- [Objective]: Look through the data below and return each line where "plioccn" appears.

- [Exercise data]:
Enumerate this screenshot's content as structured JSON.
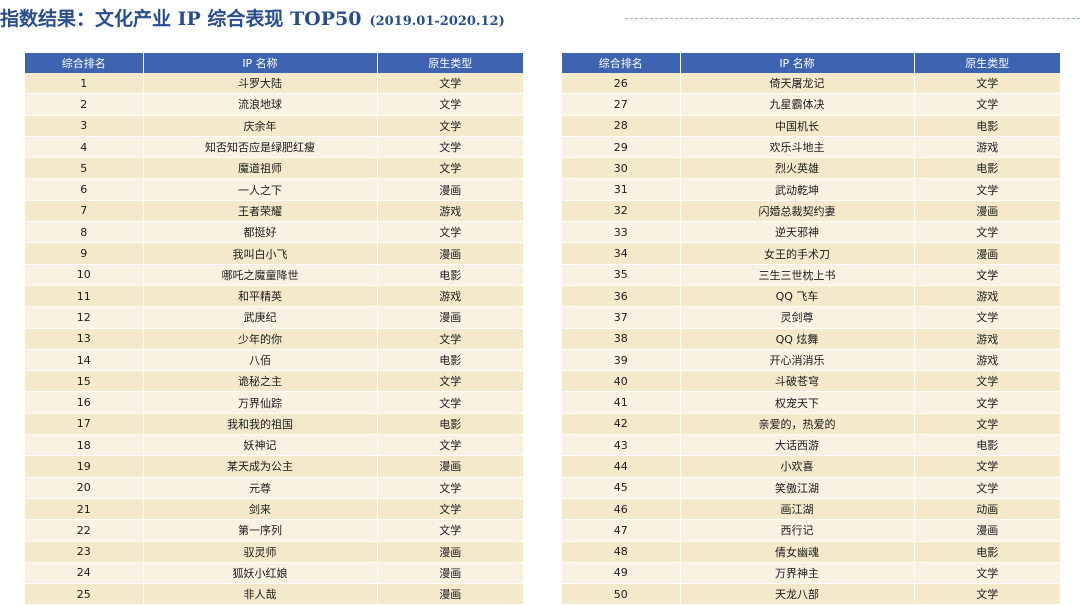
{
  "header": {
    "title": "指数结果：文化产业 IP 综合表现 TOP50",
    "date_range": "(2019.01-2020.12)"
  },
  "table_headers": {
    "rank": "综合排名",
    "name": "IP 名称",
    "type": "原生类型"
  },
  "left_rows": [
    {
      "rank": "1",
      "name": "斗罗大陆",
      "type": "文学"
    },
    {
      "rank": "2",
      "name": "流浪地球",
      "type": "文学"
    },
    {
      "rank": "3",
      "name": "庆余年",
      "type": "文学"
    },
    {
      "rank": "4",
      "name": "知否知否应是绿肥红瘦",
      "type": "文学"
    },
    {
      "rank": "5",
      "name": "魔道祖师",
      "type": "文学"
    },
    {
      "rank": "6",
      "name": "一人之下",
      "type": "漫画"
    },
    {
      "rank": "7",
      "name": "王者荣耀",
      "type": "游戏"
    },
    {
      "rank": "8",
      "name": "都挺好",
      "type": "文学"
    },
    {
      "rank": "9",
      "name": "我叫白小飞",
      "type": "漫画"
    },
    {
      "rank": "10",
      "name": "哪吒之魔童降世",
      "type": "电影"
    },
    {
      "rank": "11",
      "name": "和平精英",
      "type": "游戏"
    },
    {
      "rank": "12",
      "name": "武庚纪",
      "type": "漫画"
    },
    {
      "rank": "13",
      "name": "少年的你",
      "type": "文学"
    },
    {
      "rank": "14",
      "name": "八佰",
      "type": "电影"
    },
    {
      "rank": "15",
      "name": "诡秘之主",
      "type": "文学"
    },
    {
      "rank": "16",
      "name": "万界仙踪",
      "type": "文学"
    },
    {
      "rank": "17",
      "name": "我和我的祖国",
      "type": "电影"
    },
    {
      "rank": "18",
      "name": "妖神记",
      "type": "文学"
    },
    {
      "rank": "19",
      "name": "某天成为公主",
      "type": "漫画"
    },
    {
      "rank": "20",
      "name": "元尊",
      "type": "文学"
    },
    {
      "rank": "21",
      "name": "剑来",
      "type": "文学"
    },
    {
      "rank": "22",
      "name": "第一序列",
      "type": "文学"
    },
    {
      "rank": "23",
      "name": "驭灵师",
      "type": "漫画"
    },
    {
      "rank": "24",
      "name": "狐妖小红娘",
      "type": "漫画"
    },
    {
      "rank": "25",
      "name": "非人哉",
      "type": "漫画"
    }
  ],
  "right_rows": [
    {
      "rank": "26",
      "name": "倚天屠龙记",
      "type": "文学"
    },
    {
      "rank": "27",
      "name": "九星霸体决",
      "type": "文学"
    },
    {
      "rank": "28",
      "name": "中国机长",
      "type": "电影"
    },
    {
      "rank": "29",
      "name": "欢乐斗地主",
      "type": "游戏"
    },
    {
      "rank": "30",
      "name": "烈火英雄",
      "type": "电影"
    },
    {
      "rank": "31",
      "name": "武动乾坤",
      "type": "文学"
    },
    {
      "rank": "32",
      "name": "闪婚总裁契约妻",
      "type": "漫画"
    },
    {
      "rank": "33",
      "name": "逆天邪神",
      "type": "文学"
    },
    {
      "rank": "34",
      "name": "女王的手术刀",
      "type": "漫画"
    },
    {
      "rank": "35",
      "name": "三生三世枕上书",
      "type": "文学"
    },
    {
      "rank": "36",
      "name": "QQ 飞车",
      "type": "游戏"
    },
    {
      "rank": "37",
      "name": "灵剑尊",
      "type": "文学"
    },
    {
      "rank": "38",
      "name": "QQ 炫舞",
      "type": "游戏"
    },
    {
      "rank": "39",
      "name": "开心消消乐",
      "type": "游戏"
    },
    {
      "rank": "40",
      "name": "斗破苍穹",
      "type": "文学"
    },
    {
      "rank": "41",
      "name": "权宠天下",
      "type": "文学"
    },
    {
      "rank": "42",
      "name": "亲爱的，热爱的",
      "type": "文学"
    },
    {
      "rank": "43",
      "name": "大话西游",
      "type": "电影"
    },
    {
      "rank": "44",
      "name": "小欢喜",
      "type": "文学"
    },
    {
      "rank": "45",
      "name": "笑傲江湖",
      "type": "文学"
    },
    {
      "rank": "46",
      "name": "画江湖",
      "type": "动画"
    },
    {
      "rank": "47",
      "name": "西行记",
      "type": "漫画"
    },
    {
      "rank": "48",
      "name": "倩女幽魂",
      "type": "电影"
    },
    {
      "rank": "49",
      "name": "万界神主",
      "type": "文学"
    },
    {
      "rank": "50",
      "name": "天龙八部",
      "type": "文学"
    }
  ]
}
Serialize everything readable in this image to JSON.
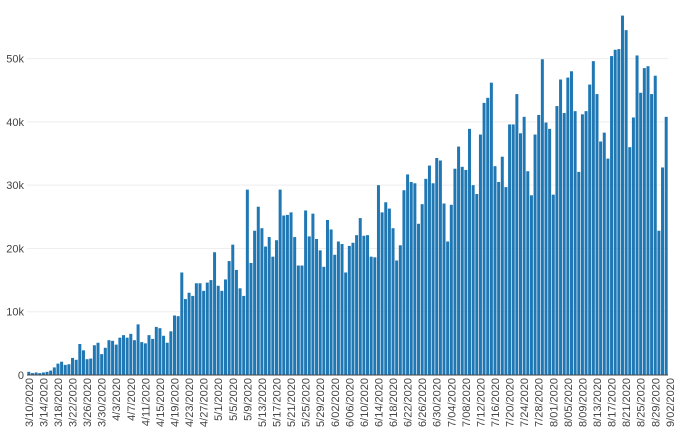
{
  "chart_data": {
    "type": "bar",
    "title": "",
    "xlabel": "",
    "ylabel": "",
    "ylim": [
      0,
      58000
    ],
    "bar_color": "#1f77b4",
    "bar_color_fill": "#1f77b4",
    "grid": true,
    "y_ticks": [
      {
        "value": 0,
        "label": "0"
      },
      {
        "value": 10000,
        "label": "10k"
      },
      {
        "value": 20000,
        "label": "20k"
      },
      {
        "value": 30000,
        "label": "30k"
      },
      {
        "value": 40000,
        "label": "40k"
      },
      {
        "value": 50000,
        "label": "50k"
      }
    ],
    "x_tick_labels": [
      "3/10/2020",
      "3/14/2020",
      "3/18/2020",
      "3/22/2020",
      "3/26/2020",
      "3/30/2020",
      "4/3/2020",
      "4/7/2020",
      "4/11/2020",
      "4/15/2020",
      "4/19/2020",
      "4/23/2020",
      "4/27/2020",
      "5/1/2020",
      "5/5/2020",
      "5/9/2020",
      "5/13/2020",
      "5/17/2020",
      "5/21/2020",
      "5/25/2020",
      "5/29/2020",
      "6/02/2020",
      "6/06/2020",
      "6/10/2020",
      "6/14/2020",
      "6/18/2020",
      "6/22/2020",
      "6/26/2020",
      "6/30/2020",
      "7/04/2020",
      "7/08/2020",
      "7/12/2020",
      "7/16/2020",
      "7/20/2020",
      "7/24/2020",
      "7/28/2020",
      "8/01/2020",
      "8/05/2020",
      "8/09/2020",
      "8/13/2020",
      "8/17/2020",
      "8/21/2020",
      "8/25/2020",
      "8/29/2020",
      "9/02/2020"
    ],
    "first_date": "3/10/2020",
    "values": [
      500,
      300,
      400,
      300,
      400,
      500,
      700,
      1200,
      1800,
      2100,
      1600,
      1700,
      2700,
      2400,
      4900,
      3900,
      2500,
      2600,
      4700,
      5100,
      3300,
      4300,
      5500,
      5400,
      4800,
      5900,
      6300,
      5900,
      6500,
      5500,
      8000,
      5200,
      5000,
      6300,
      5700,
      7600,
      7400,
      6200,
      5100,
      6900,
      9400,
      9300,
      16200,
      12000,
      13000,
      12500,
      14500,
      14500,
      13300,
      14600,
      15000,
      19400,
      14100,
      13300,
      15100,
      18000,
      20600,
      16600,
      13700,
      12500,
      29300,
      17700,
      22800,
      26600,
      23200,
      20300,
      21800,
      18700,
      21300,
      29300,
      25200,
      25300,
      25700,
      21800,
      17300,
      17300,
      26000,
      21900,
      25500,
      21500,
      19700,
      17100,
      24500,
      23000,
      19000,
      21100,
      20700,
      16200,
      20400,
      20900,
      22100,
      24800,
      22000,
      22100,
      18700,
      18600,
      30000,
      25700,
      27300,
      26300,
      23200,
      18100,
      20500,
      29200,
      31700,
      30500,
      30300,
      23900,
      27000,
      31000,
      33100,
      30300,
      34300,
      33900,
      27100,
      21100,
      26900,
      32600,
      36100,
      32900,
      32400,
      38900,
      30000,
      28600,
      38000,
      43000,
      43800,
      46200,
      33000,
      30500,
      34500,
      29700,
      39600,
      39600,
      44400,
      38200,
      40800,
      32200,
      28400,
      38000,
      41100,
      49900,
      39900,
      38900,
      28500,
      42500,
      46700,
      41400,
      47000,
      48000,
      41700,
      32100,
      41200,
      41700,
      45900,
      49600,
      44400,
      36900,
      38300,
      34200,
      50400,
      51400,
      51500,
      56800,
      54500,
      36000,
      40700,
      50500,
      44600,
      48500,
      48800,
      44400,
      47300,
      22800,
      32800,
      40800
    ]
  }
}
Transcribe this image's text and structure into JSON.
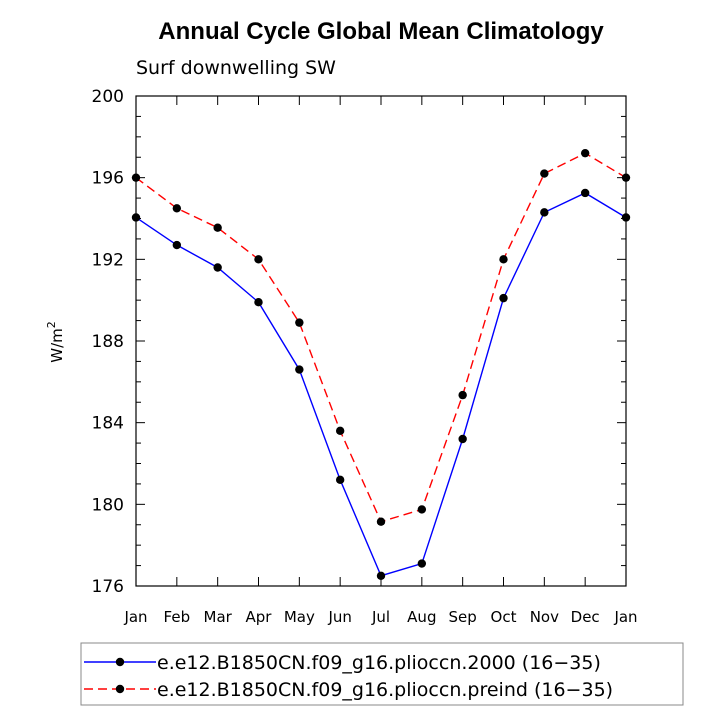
{
  "chart_data": {
    "type": "line",
    "title": "Annual Cycle Global Mean Climatology",
    "subtitle": "Surf downwelling SW",
    "ylabel": "W/m",
    "ylabel_sup": "2",
    "xlabel": "",
    "ylim": [
      176,
      200
    ],
    "yticks": [
      "200",
      "196",
      "192",
      "188",
      "184",
      "180",
      "176"
    ],
    "categories": [
      "Jan",
      "Feb",
      "Mar",
      "Apr",
      "May",
      "Jun",
      "Jul",
      "Aug",
      "Sep",
      "Oct",
      "Nov",
      "Dec",
      "Jan"
    ],
    "series": [
      {
        "name": "e.e12.B1850CN.f09_g16.plioccn.2000 (16−35)",
        "color": "#0000ff",
        "dash": "solid",
        "values": [
          194.05,
          192.7,
          191.6,
          189.9,
          186.6,
          181.2,
          176.5,
          177.1,
          183.2,
          190.1,
          194.3,
          195.25,
          194.05
        ]
      },
      {
        "name": "e.e12.B1850CN.f09_g16.plioccn.preind (16−35)",
        "color": "#ff0000",
        "dash": "dashed",
        "values": [
          196.0,
          194.5,
          193.55,
          192.0,
          188.9,
          183.6,
          179.15,
          179.75,
          185.35,
          192.0,
          196.2,
          197.2,
          196.0
        ]
      }
    ],
    "legend_position": "bottom"
  }
}
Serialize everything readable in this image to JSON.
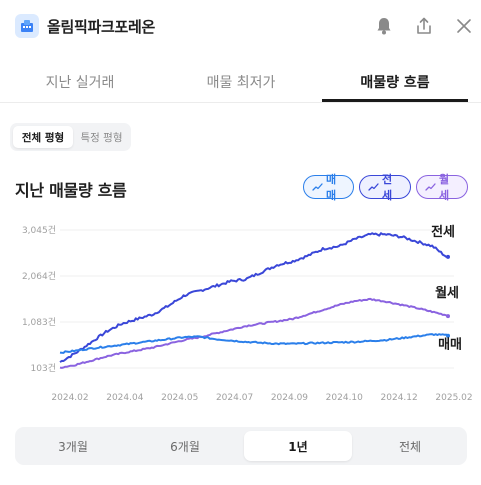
{
  "header": {
    "title": "올림픽파크포레온",
    "icons": [
      "building-icon",
      "bell-icon",
      "share-icon",
      "close-icon"
    ]
  },
  "tabs": [
    {
      "label": "지난 실거래",
      "active": false
    },
    {
      "label": "매물 최저가",
      "active": false
    },
    {
      "label": "매물량 흐름",
      "active": true
    }
  ],
  "area_filter": [
    {
      "label": "전체 평형",
      "active": true
    },
    {
      "label": "특정 평형",
      "active": false
    }
  ],
  "section_title": "지난 매물량 흐름",
  "chips": [
    {
      "label": "매매",
      "color": "#2b7fea",
      "bg": "#eef5ff"
    },
    {
      "label": "전세",
      "color": "#3a47d8",
      "bg": "#eef0ff"
    },
    {
      "label": "월세",
      "color": "#8a63e0",
      "bg": "#f4efff"
    }
  ],
  "period": [
    {
      "label": "3개월",
      "active": false
    },
    {
      "label": "6개월",
      "active": false
    },
    {
      "label": "1년",
      "active": true
    },
    {
      "label": "전체",
      "active": false
    }
  ],
  "chart_data": {
    "type": "line",
    "y_ticks": [
      "3,045건",
      "2,064건",
      "1,083건",
      "103건"
    ],
    "y_tick_values": [
      3045,
      2064,
      1083,
      103
    ],
    "ylim": [
      103,
      3045
    ],
    "x_ticks": [
      "2024.02",
      "2024.04",
      "2024.05",
      "2024.07",
      "2024.09",
      "2024.10",
      "2024.12",
      "2025.02"
    ],
    "grid": true,
    "series": [
      {
        "name": "전세",
        "color": "#3a47d8",
        "values": [
          230,
          420,
          650,
          880,
          1050,
          1150,
          1250,
          1430,
          1650,
          1750,
          1850,
          1950,
          2000,
          2150,
          2300,
          2380,
          2500,
          2650,
          2700,
          2850,
          2950,
          2950,
          2900,
          2800,
          2700,
          2450
        ]
      },
      {
        "name": "월세",
        "color": "#8a63e0",
        "values": [
          110,
          170,
          260,
          350,
          420,
          480,
          540,
          620,
          700,
          760,
          840,
          920,
          1000,
          1050,
          1100,
          1150,
          1250,
          1350,
          1450,
          1530,
          1570,
          1520,
          1450,
          1380,
          1300,
          1220
        ]
      },
      {
        "name": "매매",
        "color": "#2b7fea",
        "values": [
          430,
          470,
          520,
          560,
          600,
          640,
          680,
          720,
          760,
          770,
          720,
          690,
          660,
          640,
          620,
          620,
          630,
          640,
          650,
          660,
          680,
          700,
          740,
          780,
          820,
          800
        ]
      }
    ]
  }
}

- [Response to this task]:
        "name": "e.e12.B1850CN.f09_g16.plioccn.2000 (16−35)",
        "name": "e.e12.B1850CN.f09_g16.plioccn.preind (16−35)",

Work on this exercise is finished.